Transcribe the listing verbatim. Do not carry over any pictures.

::: Supplied records

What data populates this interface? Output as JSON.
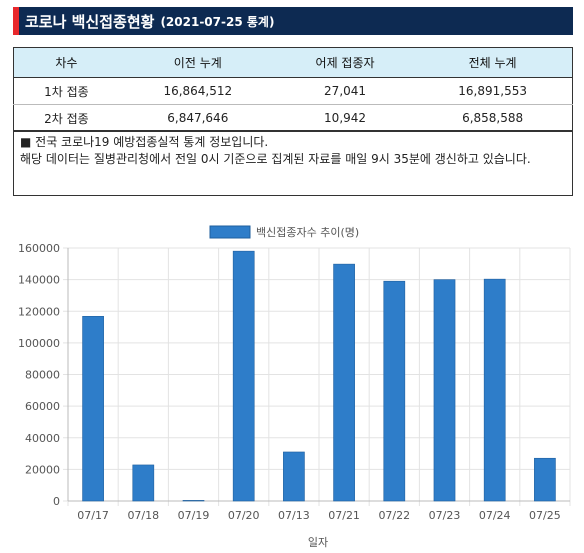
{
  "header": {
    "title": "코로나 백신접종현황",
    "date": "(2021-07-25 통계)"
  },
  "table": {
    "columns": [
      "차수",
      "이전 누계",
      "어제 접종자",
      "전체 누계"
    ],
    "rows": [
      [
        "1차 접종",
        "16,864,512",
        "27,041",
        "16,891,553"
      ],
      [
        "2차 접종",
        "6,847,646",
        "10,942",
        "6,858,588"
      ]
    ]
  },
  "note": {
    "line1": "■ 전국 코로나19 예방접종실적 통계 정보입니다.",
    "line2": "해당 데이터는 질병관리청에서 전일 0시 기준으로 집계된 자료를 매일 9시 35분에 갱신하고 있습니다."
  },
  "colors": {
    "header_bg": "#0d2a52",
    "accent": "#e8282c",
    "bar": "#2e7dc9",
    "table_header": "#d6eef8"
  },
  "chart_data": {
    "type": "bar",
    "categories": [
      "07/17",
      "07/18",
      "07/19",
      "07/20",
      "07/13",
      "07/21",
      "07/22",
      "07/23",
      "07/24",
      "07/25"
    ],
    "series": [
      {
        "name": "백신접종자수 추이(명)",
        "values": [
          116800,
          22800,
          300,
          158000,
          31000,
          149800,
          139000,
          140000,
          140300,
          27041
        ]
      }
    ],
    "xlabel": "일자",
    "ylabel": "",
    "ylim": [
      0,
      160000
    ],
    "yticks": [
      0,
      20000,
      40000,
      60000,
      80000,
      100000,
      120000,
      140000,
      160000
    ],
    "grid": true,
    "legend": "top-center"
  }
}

::::::

In response ->
What data populates this interface? Output as JSON.
{
  "header": {
    "title": "코로나 백신접종현황",
    "date": "(2021-07-25 통계)"
  },
  "table": {
    "columns": [
      "차수",
      "이전 누계",
      "어제 접종자",
      "전체 누계"
    ],
    "rows": [
      [
        "1차 접종",
        "16,864,512",
        "27,041",
        "16,891,553"
      ],
      [
        "2차 접종",
        "6,847,646",
        "10,942",
        "6,858,588"
      ]
    ]
  },
  "note": {
    "line1": "■ 전국 코로나19 예방접종실적 통계 정보입니다.",
    "line2": "해당 데이터는 질병관리청에서 전일 0시 기준으로 집계된 자료를 매일 9시 35분에 갱신하고 있습니다."
  },
  "colors": {
    "header_bg": "#0d2a52",
    "accent": "#e8282c",
    "bar": "#2e7dc9",
    "table_header": "#d6eef8"
  },
  "chart_data": {
    "type": "bar",
    "categories": [
      "07/17",
      "07/18",
      "07/19",
      "07/20",
      "07/13",
      "07/21",
      "07/22",
      "07/23",
      "07/24",
      "07/25"
    ],
    "series": [
      {
        "name": "백신접종자수 추이(명)",
        "values": [
          116800,
          22800,
          300,
          158000,
          31000,
          149800,
          139000,
          140000,
          140300,
          27041
        ]
      }
    ],
    "xlabel": "일자",
    "ylabel": "",
    "ylim": [
      0,
      160000
    ],
    "yticks": [
      0,
      20000,
      40000,
      60000,
      80000,
      100000,
      120000,
      140000,
      160000
    ],
    "grid": true,
    "legend": "top-center"
  }
}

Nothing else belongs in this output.